Your goal: Exactly as given, repeat all of the entries.

Task data:

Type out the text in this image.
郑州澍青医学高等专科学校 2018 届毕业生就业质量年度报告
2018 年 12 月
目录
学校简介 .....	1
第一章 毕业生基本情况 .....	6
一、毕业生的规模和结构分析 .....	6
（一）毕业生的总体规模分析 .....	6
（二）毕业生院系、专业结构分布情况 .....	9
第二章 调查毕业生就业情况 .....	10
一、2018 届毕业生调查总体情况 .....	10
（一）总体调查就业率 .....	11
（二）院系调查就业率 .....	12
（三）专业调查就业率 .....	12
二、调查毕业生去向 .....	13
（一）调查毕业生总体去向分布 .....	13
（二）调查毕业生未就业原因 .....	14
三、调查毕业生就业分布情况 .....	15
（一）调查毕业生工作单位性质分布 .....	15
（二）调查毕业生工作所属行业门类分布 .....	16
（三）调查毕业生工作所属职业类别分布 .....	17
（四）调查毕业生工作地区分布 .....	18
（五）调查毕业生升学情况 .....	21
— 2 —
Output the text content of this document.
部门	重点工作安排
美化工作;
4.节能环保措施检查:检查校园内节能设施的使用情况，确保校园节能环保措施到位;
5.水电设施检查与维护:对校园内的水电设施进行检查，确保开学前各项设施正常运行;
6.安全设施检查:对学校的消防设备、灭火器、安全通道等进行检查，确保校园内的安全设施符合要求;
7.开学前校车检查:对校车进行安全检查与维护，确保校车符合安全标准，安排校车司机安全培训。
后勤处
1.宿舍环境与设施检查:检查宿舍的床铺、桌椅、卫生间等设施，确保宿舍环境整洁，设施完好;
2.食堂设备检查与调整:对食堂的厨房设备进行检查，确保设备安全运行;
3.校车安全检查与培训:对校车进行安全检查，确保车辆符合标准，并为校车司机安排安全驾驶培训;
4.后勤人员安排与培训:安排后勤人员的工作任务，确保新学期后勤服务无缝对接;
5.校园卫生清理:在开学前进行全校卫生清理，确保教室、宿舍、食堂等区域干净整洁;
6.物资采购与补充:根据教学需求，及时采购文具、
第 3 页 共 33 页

Solution:
Type out the text in this image.
郑州澍青医学高等专科学校 2018 届毕业生就业质量年度报告
2018 年 12 月
目录
学校简介 .....	1
第一章 毕业生基本情况 .....	6
一、毕业生的规模和结构分析 .....	6
（一）毕业生的总体规模分析 .....	6
（二）毕业生院系、专业结构分布情况 .....	9
第二章 调查毕业生就业情况 .....	10
一、2018 届毕业生调查总体情况 .....	10
（一）总体调查就业率 .....	11
（二）院系调查就业率 .....	12
（三）专业调查就业率 .....	12
二、调查毕业生去向 .....	13
（一）调查毕业生总体去向分布 .....	13
（二）调查毕业生未就业原因 .....	14
三、调查毕业生就业分布情况 .....	15
（一）调查毕业生工作单位性质分布 .....	15
（二）调查毕业生工作所属行业门类分布 .....	16
（三）调查毕业生工作所属职业类别分布 .....	17
（四）调查毕业生工作地区分布 .....	18
（五）调查毕业生升学情况 .....	21
— 2 —
Output the text content of this document.
部门	重点工作安排
美化工作;
4.节能环保措施检查:检查校园内节能设施的使用情况，确保校园节能环保措施到位;
5.水电设施检查与维护:对校园内的水电设施进行检查，确保开学前各项设施正常运行;
6.安全设施检查:对学校的消防设备、灭火器、安全通道等进行检查，确保校园内的安全设施符合要求;
7.开学前校车检查:对校车进行安全检查与维护，确保校车符合安全标准，安排校车司机安全培训。
后勤处
1.宿舍环境与设施检查:检查宿舍的床铺、桌椅、卫生间等设施，确保宿舍环境整洁，设施完好;
2.食堂设备检查与调整:对食堂的厨房设备进行检查，确保设备安全运行;
3.校车安全检查与培训:对校车进行安全检查，确保车辆符合标准，并为校车司机安排安全驾驶培训;
4.后勤人员安排与培训:安排后勤人员的工作任务，确保新学期后勤服务无缝对接;
5.校园卫生清理:在开学前进行全校卫生清理，确保教室、宿舍、食堂等区域干净整洁;
6.物资采购与补充:根据教学需求，及时采购文具、
第 3 页 共 33 页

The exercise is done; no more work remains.